§ Work instructions
Find the string "WESTERFIELD" in the listing and report every line that has it.

Stored items
■ ■ ■ ■

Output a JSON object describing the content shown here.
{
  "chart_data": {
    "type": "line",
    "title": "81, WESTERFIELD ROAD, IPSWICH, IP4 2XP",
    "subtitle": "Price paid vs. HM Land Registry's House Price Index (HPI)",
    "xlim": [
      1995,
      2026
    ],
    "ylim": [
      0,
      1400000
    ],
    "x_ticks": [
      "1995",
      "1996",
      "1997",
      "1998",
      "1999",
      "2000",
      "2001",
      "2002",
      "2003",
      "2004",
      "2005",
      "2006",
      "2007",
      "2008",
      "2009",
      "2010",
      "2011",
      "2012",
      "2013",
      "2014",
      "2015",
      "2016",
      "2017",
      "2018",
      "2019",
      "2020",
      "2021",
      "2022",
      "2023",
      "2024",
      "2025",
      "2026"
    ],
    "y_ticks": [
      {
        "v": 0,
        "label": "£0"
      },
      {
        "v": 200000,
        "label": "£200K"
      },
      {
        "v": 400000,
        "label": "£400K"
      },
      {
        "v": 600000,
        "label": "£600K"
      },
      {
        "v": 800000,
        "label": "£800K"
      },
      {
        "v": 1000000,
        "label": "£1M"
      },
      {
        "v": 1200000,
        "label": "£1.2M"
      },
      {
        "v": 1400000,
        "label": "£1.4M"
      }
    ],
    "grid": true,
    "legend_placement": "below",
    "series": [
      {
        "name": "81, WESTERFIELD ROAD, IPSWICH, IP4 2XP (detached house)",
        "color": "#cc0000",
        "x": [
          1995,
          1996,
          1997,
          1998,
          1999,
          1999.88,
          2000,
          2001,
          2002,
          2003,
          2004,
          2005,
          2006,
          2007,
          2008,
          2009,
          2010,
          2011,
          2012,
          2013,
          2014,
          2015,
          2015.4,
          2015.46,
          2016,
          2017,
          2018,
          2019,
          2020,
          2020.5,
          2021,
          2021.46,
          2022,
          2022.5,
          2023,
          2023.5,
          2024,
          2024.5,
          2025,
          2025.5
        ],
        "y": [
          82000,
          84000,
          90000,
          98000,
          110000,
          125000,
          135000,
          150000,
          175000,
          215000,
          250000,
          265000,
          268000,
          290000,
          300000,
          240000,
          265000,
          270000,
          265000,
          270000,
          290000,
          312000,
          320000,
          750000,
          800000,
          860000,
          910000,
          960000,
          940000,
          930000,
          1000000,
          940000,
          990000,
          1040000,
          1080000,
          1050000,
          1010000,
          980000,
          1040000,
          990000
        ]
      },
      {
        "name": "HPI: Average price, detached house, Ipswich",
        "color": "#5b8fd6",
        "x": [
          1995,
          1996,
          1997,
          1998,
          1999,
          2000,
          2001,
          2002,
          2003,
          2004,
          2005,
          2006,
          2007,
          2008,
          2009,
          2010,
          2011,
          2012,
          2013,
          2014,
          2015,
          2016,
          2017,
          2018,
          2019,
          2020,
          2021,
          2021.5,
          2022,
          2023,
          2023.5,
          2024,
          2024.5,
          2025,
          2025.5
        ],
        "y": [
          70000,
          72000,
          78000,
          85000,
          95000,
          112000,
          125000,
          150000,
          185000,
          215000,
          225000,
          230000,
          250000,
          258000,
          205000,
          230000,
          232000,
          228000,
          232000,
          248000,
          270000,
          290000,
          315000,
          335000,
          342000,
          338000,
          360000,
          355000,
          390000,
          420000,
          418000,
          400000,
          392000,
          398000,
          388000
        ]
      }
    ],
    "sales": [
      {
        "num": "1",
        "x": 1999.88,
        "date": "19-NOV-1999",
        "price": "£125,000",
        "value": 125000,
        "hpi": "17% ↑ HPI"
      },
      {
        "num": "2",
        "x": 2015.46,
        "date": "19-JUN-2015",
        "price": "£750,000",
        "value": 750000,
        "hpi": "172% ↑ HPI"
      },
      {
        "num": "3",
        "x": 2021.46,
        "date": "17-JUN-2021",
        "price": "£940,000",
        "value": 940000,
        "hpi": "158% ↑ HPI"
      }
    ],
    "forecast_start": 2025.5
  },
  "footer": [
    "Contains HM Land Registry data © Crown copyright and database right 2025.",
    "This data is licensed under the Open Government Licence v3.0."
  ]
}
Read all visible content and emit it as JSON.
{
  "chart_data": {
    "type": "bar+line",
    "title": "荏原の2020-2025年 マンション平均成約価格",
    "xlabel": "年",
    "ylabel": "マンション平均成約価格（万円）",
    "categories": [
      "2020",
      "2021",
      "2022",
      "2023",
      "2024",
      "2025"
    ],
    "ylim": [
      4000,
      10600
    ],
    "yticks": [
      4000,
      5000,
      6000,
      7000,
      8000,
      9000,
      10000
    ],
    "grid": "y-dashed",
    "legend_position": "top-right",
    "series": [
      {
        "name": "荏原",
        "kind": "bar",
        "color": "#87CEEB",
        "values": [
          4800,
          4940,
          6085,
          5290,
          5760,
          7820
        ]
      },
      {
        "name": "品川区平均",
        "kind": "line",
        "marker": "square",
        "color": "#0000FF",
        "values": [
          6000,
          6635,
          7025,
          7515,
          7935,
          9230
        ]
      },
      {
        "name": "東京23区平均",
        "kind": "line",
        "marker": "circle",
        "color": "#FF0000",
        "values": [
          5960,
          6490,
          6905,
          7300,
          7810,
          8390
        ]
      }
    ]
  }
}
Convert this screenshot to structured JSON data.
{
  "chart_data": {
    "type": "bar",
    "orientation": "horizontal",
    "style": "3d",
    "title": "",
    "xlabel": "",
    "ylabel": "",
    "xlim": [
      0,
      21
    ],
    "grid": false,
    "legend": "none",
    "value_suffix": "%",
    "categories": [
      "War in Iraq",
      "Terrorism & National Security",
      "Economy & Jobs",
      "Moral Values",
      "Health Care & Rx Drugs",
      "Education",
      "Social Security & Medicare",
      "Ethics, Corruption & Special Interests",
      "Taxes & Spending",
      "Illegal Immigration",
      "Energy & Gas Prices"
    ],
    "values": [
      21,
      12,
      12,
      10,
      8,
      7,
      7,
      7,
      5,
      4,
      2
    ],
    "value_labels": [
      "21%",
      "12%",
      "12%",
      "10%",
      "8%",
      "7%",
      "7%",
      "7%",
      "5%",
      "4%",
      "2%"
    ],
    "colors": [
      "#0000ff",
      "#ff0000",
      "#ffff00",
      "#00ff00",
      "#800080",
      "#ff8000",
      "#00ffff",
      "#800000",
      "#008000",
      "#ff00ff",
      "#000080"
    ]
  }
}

■ ■ ■ ■

§ Correct output
    "title": "81, WESTERFIELD ROAD, IPSWICH, IP4 2XP",
        "name": "81, WESTERFIELD ROAD, IPSWICH, IP4 2XP (detached house)",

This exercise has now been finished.